• [Problem statement] Copy out the listing exactly.

• [Information provided]

◇ ◇ ◇ ◇

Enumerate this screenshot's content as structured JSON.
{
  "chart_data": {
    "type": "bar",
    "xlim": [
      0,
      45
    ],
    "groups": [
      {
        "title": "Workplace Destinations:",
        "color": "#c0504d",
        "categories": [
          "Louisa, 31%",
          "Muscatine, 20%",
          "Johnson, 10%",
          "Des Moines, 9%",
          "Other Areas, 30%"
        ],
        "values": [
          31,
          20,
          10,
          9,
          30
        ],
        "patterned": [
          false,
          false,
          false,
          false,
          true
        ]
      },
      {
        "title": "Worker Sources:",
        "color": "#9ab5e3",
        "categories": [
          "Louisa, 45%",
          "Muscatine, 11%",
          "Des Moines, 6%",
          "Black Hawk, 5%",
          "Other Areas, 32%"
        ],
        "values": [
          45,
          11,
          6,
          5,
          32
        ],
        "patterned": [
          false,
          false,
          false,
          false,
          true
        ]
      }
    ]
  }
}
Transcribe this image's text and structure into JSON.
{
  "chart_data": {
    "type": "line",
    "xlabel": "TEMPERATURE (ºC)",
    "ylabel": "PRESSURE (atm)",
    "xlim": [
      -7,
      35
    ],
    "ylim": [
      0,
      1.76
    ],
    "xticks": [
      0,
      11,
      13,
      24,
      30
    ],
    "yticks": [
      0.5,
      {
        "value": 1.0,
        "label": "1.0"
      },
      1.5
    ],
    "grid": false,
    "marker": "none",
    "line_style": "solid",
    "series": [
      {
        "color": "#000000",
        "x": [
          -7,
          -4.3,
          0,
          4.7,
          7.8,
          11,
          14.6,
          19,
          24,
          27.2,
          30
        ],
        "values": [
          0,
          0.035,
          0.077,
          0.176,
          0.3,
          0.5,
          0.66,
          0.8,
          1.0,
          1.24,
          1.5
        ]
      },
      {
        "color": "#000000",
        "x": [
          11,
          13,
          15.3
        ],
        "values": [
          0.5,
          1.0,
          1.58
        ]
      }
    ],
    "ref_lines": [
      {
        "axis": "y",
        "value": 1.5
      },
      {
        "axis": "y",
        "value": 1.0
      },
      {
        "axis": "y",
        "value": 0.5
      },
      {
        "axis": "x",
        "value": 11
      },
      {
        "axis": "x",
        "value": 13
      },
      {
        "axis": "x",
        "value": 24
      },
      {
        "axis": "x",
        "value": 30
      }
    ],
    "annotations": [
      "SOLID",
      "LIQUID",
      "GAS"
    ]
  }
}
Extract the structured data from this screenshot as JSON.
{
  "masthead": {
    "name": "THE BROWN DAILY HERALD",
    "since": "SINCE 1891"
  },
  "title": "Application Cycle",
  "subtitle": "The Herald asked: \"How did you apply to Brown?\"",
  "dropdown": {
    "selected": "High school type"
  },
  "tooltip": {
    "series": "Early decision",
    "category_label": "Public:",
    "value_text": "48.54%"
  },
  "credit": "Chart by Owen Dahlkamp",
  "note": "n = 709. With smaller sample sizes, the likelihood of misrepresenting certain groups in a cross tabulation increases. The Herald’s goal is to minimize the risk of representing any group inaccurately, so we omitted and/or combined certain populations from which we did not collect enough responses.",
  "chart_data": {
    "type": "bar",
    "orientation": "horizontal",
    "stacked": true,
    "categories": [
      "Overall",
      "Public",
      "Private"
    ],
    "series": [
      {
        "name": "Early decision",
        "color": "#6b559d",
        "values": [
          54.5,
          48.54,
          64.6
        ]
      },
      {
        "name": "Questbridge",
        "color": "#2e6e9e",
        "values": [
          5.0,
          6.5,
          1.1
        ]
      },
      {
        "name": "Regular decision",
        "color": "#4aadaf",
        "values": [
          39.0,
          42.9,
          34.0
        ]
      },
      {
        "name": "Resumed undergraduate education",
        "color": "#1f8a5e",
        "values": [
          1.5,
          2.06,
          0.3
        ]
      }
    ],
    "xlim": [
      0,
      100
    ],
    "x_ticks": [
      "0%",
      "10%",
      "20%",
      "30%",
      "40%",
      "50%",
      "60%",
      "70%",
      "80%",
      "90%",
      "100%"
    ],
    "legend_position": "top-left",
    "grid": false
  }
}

◇ ◇ ◇ ◇

• [Solution to this exercise]
Enumerate this screenshot's content as structured JSON.
{
  "chart_data": {
    "type": "bar",
    "xlim": [
      0,
      45
    ],
    "groups": [
      {
        "title": "Workplace Destinations:",
        "color": "#c0504d",
        "categories": [
          "Louisa, 31%",
          "Muscatine, 20%",
          "Johnson, 10%",
          "Des Moines, 9%",
          "Other Areas, 30%"
        ],
        "values": [
          31,
          20,
          10,
          9,
          30
        ],
        "patterned": [
          false,
          false,
          false,
          false,
          true
        ]
      },
      {
        "title": "Worker Sources:",
        "color": "#9ab5e3",
        "categories": [
          "Louisa, 45%",
          "Muscatine, 11%",
          "Des Moines, 6%",
          "Black Hawk, 5%",
          "Other Areas, 32%"
        ],
        "values": [
          45,
          11,
          6,
          5,
          32
        ],
        "patterned": [
          false,
          false,
          false,
          false,
          true
        ]
      }
    ]
  }
}
Transcribe this image's text and structure into JSON.
{
  "chart_data": {
    "type": "line",
    "xlabel": "TEMPERATURE (ºC)",
    "ylabel": "PRESSURE (atm)",
    "xlim": [
      -7,
      35
    ],
    "ylim": [
      0,
      1.76
    ],
    "xticks": [
      0,
      11,
      13,
      24,
      30
    ],
    "yticks": [
      0.5,
      {
        "value": 1.0,
        "label": "1.0"
      },
      1.5
    ],
    "grid": false,
    "marker": "none",
    "line_style": "solid",
    "series": [
      {
        "color": "#000000",
        "x": [
          -7,
          -4.3,
          0,
          4.7,
          7.8,
          11,
          14.6,
          19,
          24,
          27.2,
          30
        ],
        "values": [
          0,
          0.035,
          0.077,
          0.176,
          0.3,
          0.5,
          0.66,
          0.8,
          1.0,
          1.24,
          1.5
        ]
      },
      {
        "color": "#000000",
        "x": [
          11,
          13,
          15.3
        ],
        "values": [
          0.5,
          1.0,
          1.58
        ]
      }
    ],
    "ref_lines": [
      {
        "axis": "y",
        "value": 1.5
      },
      {
        "axis": "y",
        "value": 1.0
      },
      {
        "axis": "y",
        "value": 0.5
      },
      {
        "axis": "x",
        "value": 11
      },
      {
        "axis": "x",
        "value": 13
      },
      {
        "axis": "x",
        "value": 24
      },
      {
        "axis": "x",
        "value": 30
      }
    ],
    "annotations": [
      "SOLID",
      "LIQUID",
      "GAS"
    ]
  }
}
Extract the structured data from this screenshot as JSON.
{
  "masthead": {
    "name": "THE BROWN DAILY HERALD",
    "since": "SINCE 1891"
  },
  "title": "Application Cycle",
  "subtitle": "The Herald asked: \"How did you apply to Brown?\"",
  "dropdown": {
    "selected": "High school type"
  },
  "tooltip": {
    "series": "Early decision",
    "category_label": "Public:",
    "value_text": "48.54%"
  },
  "credit": "Chart by Owen Dahlkamp",
  "note": "n = 709. With smaller sample sizes, the likelihood of misrepresenting certain groups in a cross tabulation increases. The Herald’s goal is to minimize the risk of representing any group inaccurately, so we omitted and/or combined certain populations from which we did not collect enough responses.",
  "chart_data": {
    "type": "bar",
    "orientation": "horizontal",
    "stacked": true,
    "categories": [
      "Overall",
      "Public",
      "Private"
    ],
    "series": [
      {
        "name": "Early decision",
        "color": "#6b559d",
        "values": [
          54.5,
          48.54,
          64.6
        ]
      },
      {
        "name": "Questbridge",
        "color": "#2e6e9e",
        "values": [
          5.0,
          6.5,
          1.1
        ]
      },
      {
        "name": "Regular decision",
        "color": "#4aadaf",
        "values": [
          39.0,
          42.9,
          34.0
        ]
      },
      {
        "name": "Resumed undergraduate education",
        "color": "#1f8a5e",
        "values": [
          1.5,
          2.06,
          0.3
        ]
      }
    ],
    "xlim": [
      0,
      100
    ],
    "x_ticks": [
      "0%",
      "10%",
      "20%",
      "30%",
      "40%",
      "50%",
      "60%",
      "70%",
      "80%",
      "90%",
      "100%"
    ],
    "legend_position": "top-left",
    "grid": false
  }
}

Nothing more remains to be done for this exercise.